### Source extract
****************

Growing fresh food - and giving it away

Last year, John Paquin gave away 70 percent of the fresh produce harvested at his farm. How did he make ends meet as a single dad with three kids at home?

“It doesn’t take much to live on,” he says. Paquin, who formerly owned a construction company and farmed for many years with his family in West Texas, started Walnut Creek Organic Farm outside Rockne, near Lockhart, in 2000.

Since then, he’s built the farm into 48 acres with crops as varied as asparagus and watermelon, which two daughters and a son help cultivate. However, he didn’t want farming to be the only thing his children learned in the fields.

When Paquin was a child, his dad would drive around on Sundays with boxes of vegetables and hand them out to those in need.

“Having children, it just strains my heart” to see people go without, Paquin says.

“One day, me and my daughter were headed to the farmers market, and we saw this guy picking up cans. We took him to his home and started bringing by food on a weekly basis,” he says.

Soon, Paquin and his children, ages 10 to 14, were donating produce to the food bank in Bastrop. Now, the Austin Resource Center for the Homeless and Austin Salvation Army receive fresh fruit and vegetables as well. The Paquins make donations twice a week.

****************

Copy out the whole article above about growing fresh food and giving it away, word for word.

### Dataset content
****************

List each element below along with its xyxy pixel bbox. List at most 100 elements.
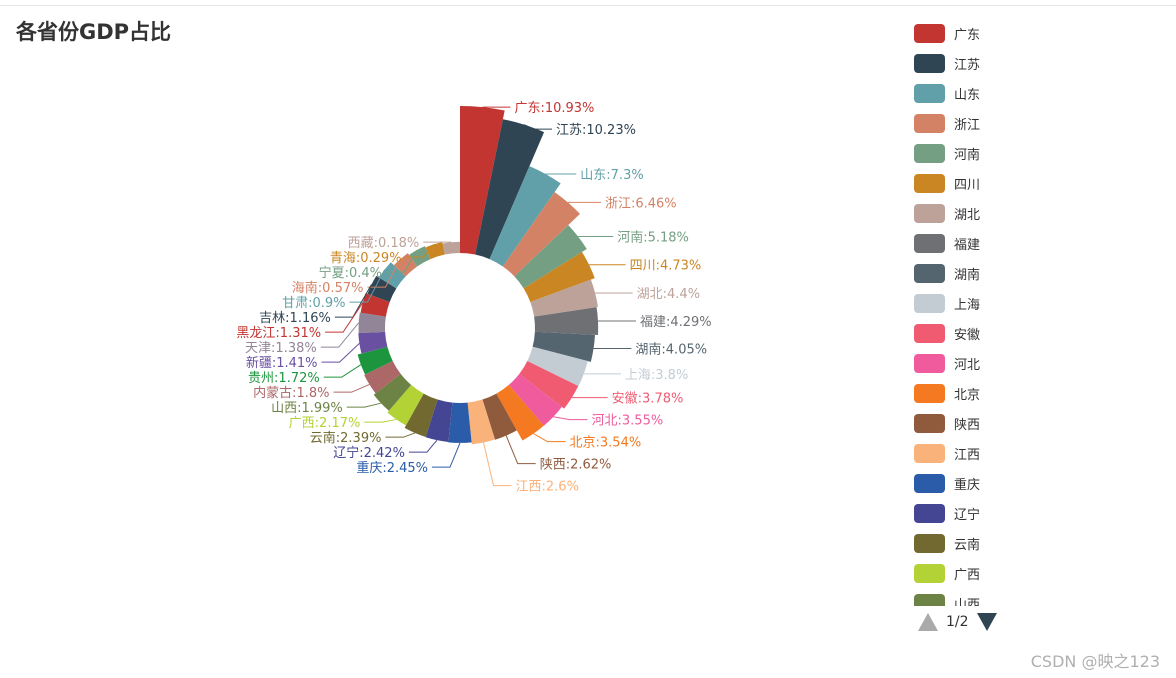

****************

### Answer in full
Growing fresh food - and giving it away

Last year, John Paquin gave away 70 percent of the fresh produce harvested at his farm. How did he make ends meet as a single dad with three kids at home?

“It doesn’t take much to live on,” he says. Paquin, who formerly owned a construction company and farmed for many years with his family in West Texas, started Walnut Creek Organic Farm outside Rockne, near Lockhart, in 2000.

Since then, he’s built the farm into 48 acres with crops as varied as asparagus and watermelon, which two daughters and a son help cultivate. However, he didn’t want farming to be the only thing his children learned in the fields.

When Paquin was a child, his dad would drive around on Sundays with boxes of vegetables and hand them out to those in need.

“Having children, it just strains my heart” to see people go without, Paquin says.

“One day, me and my daughter were headed to the farmers market, and we saw this guy picking up cans. We took him to his home and started bringing by food on a weekly basis,” he says.

Soon, Paquin and his children, ages 10 to 14, were donating produce to the food bank in Bastrop. Now, the Austin Resource Center for the Homeless and Austin Salvation Army receive fresh fruit and vegetables as well. The Paquins make donations twice a week.